> _Dataset_:
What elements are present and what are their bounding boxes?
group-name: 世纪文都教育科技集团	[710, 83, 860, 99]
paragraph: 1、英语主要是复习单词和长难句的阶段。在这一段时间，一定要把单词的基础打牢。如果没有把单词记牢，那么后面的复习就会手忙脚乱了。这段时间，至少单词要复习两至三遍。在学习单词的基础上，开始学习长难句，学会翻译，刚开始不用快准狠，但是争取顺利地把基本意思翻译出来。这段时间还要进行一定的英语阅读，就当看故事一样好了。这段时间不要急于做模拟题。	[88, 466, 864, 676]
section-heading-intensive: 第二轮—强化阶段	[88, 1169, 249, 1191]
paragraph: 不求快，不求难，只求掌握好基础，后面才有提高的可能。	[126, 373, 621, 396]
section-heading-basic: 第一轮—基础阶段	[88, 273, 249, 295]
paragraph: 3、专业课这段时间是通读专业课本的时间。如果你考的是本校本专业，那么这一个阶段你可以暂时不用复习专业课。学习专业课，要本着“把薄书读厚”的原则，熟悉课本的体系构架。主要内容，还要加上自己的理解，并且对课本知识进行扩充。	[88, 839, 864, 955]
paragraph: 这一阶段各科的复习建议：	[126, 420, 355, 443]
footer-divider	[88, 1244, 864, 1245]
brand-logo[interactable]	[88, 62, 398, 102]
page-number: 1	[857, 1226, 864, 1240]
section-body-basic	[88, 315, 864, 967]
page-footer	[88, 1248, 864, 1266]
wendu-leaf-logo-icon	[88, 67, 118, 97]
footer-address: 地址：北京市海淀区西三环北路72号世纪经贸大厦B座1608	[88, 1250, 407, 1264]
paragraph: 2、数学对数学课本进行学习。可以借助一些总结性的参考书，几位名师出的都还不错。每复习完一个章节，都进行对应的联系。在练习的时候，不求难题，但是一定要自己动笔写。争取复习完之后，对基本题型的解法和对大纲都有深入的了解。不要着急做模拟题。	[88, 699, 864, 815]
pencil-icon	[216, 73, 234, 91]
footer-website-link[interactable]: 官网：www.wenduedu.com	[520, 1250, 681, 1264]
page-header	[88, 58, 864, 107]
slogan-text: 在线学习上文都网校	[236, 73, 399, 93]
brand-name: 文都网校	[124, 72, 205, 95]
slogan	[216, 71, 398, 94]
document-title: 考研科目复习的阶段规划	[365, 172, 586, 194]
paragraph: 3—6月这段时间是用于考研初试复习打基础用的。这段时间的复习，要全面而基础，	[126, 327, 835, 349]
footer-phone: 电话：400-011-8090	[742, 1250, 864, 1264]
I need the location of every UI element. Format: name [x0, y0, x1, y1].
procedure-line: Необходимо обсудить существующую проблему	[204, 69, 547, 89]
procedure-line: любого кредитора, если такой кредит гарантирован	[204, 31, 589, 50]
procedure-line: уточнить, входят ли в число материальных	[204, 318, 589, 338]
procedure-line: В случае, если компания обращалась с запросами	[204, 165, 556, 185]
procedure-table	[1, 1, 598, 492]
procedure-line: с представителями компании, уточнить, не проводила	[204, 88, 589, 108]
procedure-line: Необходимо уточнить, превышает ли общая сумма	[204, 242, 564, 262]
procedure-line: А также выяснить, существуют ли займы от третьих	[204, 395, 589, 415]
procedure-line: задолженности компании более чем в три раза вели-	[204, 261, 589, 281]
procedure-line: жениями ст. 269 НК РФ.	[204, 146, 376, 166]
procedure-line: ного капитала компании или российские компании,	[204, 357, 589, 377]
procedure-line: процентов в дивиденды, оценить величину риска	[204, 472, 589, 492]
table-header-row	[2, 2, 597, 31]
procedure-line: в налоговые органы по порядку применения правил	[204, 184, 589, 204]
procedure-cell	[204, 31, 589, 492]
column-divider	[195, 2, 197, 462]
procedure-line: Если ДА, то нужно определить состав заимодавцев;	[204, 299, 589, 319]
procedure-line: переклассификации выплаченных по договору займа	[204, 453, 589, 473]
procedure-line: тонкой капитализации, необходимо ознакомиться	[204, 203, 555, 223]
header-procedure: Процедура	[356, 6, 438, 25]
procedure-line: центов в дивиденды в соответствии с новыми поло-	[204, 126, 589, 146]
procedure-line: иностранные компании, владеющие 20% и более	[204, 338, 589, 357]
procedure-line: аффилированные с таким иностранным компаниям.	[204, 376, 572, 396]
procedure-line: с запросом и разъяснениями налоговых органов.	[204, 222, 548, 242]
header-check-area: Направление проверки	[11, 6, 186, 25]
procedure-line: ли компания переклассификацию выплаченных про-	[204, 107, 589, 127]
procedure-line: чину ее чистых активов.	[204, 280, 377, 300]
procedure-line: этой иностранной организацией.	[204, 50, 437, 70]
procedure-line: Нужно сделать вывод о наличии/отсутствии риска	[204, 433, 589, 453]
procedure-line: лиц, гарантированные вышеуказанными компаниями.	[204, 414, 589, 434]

> _Task brief_: Starting from the first of the entries and stopping after the line that contains "procedure-line: любого кредитора, если", write those lines out again, switching "paragraph" to "text-block" everywhere and leaving everything else the same.

> _The reply_:
What elements are present and what are their bounding boxes?
group-name: 世纪文都教育科技集团	[710, 83, 860, 99]
text-block: 1、英语主要是复习单词和长难句的阶段。在这一段时间，一定要把单词的基础打牢。如果没有把单词记牢，那么后面的复习就会手忙脚乱了。这段时间，至少单词要复习两至三遍。在学习单词的基础上，开始学习长难句，学会翻译，刚开始不用快准狠，但是争取顺利地把基本意思翻译出来。这段时间还要进行一定的英语阅读，就当看故事一样好了。这段时间不要急于做模拟题。	[88, 466, 864, 676]
section-heading-intensive: 第二轮—强化阶段	[88, 1169, 249, 1191]
text-block: 不求快，不求难，只求掌握好基础，后面才有提高的可能。	[126, 373, 621, 396]
section-heading-basic: 第一轮—基础阶段	[88, 273, 249, 295]
text-block: 3、专业课这段时间是通读专业课本的时间。如果你考的是本校本专业，那么这一个阶段你可以暂时不用复习专业课。学习专业课，要本着“把薄书读厚”的原则，熟悉课本的体系构架。主要内容，还要加上自己的理解，并且对课本知识进行扩充。	[88, 839, 864, 955]
text-block: 这一阶段各科的复习建议：	[126, 420, 355, 443]
footer-divider	[88, 1244, 864, 1245]
brand-logo[interactable]	[88, 62, 398, 102]
page-number: 1	[857, 1226, 864, 1240]
section-body-basic	[88, 315, 864, 967]
page-footer	[88, 1248, 864, 1266]
wendu-leaf-logo-icon	[88, 67, 118, 97]
footer-address: 地址：北京市海淀区西三环北路72号世纪经贸大厦B座1608	[88, 1250, 407, 1264]
text-block: 2、数学对数学课本进行学习。可以借助一些总结性的参考书，几位名师出的都还不错。每复习完一个章节，都进行对应的联系。在练习的时候，不求难题，但是一定要自己动笔写。争取复习完之后，对基本题型的解法和对大纲都有深入的了解。不要着急做模拟题。	[88, 699, 864, 815]
pencil-icon	[216, 73, 234, 91]
footer-website-link[interactable]: 官网：www.wenduedu.com	[520, 1250, 681, 1264]
page-header	[88, 58, 864, 107]
slogan-text: 在线学习上文都网校	[236, 73, 399, 93]
brand-name: 文都网校	[124, 72, 205, 95]
slogan	[216, 71, 398, 94]
document-title: 考研科目复习的阶段规划	[365, 172, 586, 194]
text-block: 3—6月这段时间是用于考研初试复习打基础用的。这段时间的复习，要全面而基础，	[126, 327, 835, 349]
footer-phone: 电话：400-011-8090	[742, 1250, 864, 1264]
I need the location of every UI element. Format: name [x0, y0, x1, y1].
procedure-line: Необходимо обсудить существующую проблему	[204, 69, 547, 89]
procedure-line: любого кредитора, если такой кредит гарантирован	[204, 31, 589, 50]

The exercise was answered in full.